### Work to be completed
Report all lines holding "screenshot".
>>>>
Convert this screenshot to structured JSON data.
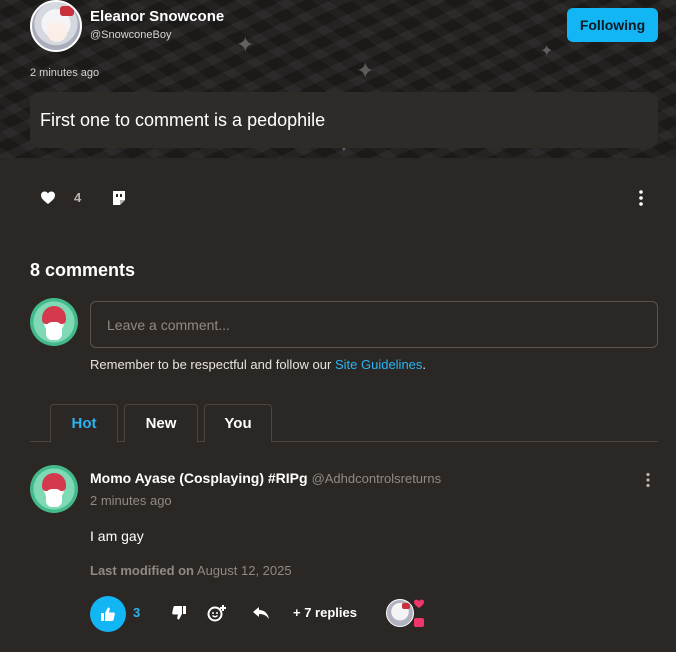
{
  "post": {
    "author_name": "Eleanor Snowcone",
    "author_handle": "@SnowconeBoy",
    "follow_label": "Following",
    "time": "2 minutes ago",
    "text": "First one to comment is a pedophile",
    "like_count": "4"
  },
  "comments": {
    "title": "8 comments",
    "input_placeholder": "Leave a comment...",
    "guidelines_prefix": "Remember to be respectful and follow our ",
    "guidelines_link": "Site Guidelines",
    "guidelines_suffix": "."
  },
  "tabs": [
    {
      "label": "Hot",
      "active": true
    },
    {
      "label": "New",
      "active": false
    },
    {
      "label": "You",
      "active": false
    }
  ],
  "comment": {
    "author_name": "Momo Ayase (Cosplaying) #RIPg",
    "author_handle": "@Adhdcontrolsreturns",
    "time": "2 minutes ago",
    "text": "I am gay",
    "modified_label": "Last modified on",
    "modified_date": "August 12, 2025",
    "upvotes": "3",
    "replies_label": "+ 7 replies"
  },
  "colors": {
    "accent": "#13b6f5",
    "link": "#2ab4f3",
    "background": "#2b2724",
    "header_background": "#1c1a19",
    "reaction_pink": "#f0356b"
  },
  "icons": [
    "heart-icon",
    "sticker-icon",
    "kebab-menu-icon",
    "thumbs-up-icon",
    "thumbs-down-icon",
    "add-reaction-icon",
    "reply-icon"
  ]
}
<<<<
>>>>
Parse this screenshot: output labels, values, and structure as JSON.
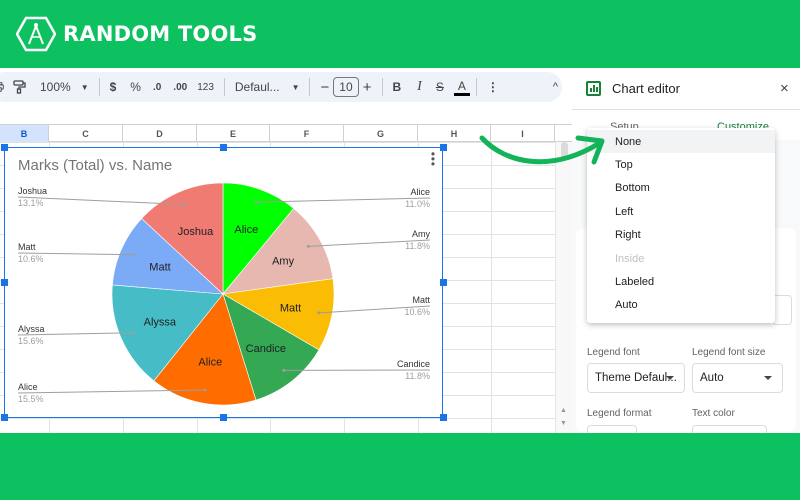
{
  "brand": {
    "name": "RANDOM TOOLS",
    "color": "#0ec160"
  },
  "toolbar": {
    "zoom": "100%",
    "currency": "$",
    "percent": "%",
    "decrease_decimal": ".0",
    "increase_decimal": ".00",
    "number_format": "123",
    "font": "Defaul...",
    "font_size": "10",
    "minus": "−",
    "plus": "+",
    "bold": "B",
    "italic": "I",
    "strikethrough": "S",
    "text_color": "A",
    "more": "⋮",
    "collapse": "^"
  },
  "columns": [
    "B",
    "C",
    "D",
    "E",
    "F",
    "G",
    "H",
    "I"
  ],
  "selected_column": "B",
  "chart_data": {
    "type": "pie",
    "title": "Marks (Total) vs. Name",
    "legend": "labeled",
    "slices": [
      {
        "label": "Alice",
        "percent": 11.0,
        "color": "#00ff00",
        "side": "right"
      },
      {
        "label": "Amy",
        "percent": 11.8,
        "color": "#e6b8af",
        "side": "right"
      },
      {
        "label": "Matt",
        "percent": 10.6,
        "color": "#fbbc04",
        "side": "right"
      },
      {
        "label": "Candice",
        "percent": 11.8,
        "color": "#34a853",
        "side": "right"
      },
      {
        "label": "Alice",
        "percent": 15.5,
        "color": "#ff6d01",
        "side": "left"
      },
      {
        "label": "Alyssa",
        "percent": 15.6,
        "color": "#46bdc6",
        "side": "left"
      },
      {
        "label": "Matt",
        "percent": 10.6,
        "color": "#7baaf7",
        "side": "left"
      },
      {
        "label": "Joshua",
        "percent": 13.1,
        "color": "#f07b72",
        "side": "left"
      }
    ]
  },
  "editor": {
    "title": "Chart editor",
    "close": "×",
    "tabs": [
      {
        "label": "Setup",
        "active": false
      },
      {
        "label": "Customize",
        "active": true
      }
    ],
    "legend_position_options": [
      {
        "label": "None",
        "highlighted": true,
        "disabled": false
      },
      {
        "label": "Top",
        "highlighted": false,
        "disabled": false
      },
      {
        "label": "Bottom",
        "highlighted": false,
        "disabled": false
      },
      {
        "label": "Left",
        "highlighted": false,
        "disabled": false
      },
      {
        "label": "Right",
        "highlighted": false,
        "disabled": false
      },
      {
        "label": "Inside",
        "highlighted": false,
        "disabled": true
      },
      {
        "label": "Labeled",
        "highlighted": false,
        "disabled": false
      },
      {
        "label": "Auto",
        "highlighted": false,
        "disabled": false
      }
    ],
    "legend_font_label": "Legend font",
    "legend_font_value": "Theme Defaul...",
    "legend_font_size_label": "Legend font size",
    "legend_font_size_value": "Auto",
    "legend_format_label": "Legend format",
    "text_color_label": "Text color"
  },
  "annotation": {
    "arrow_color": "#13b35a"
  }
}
<<<<
### Exercise answer
Convert this screenshot to structured JSON data.
Parse this screenshot: output labels, values, and structure as JSON.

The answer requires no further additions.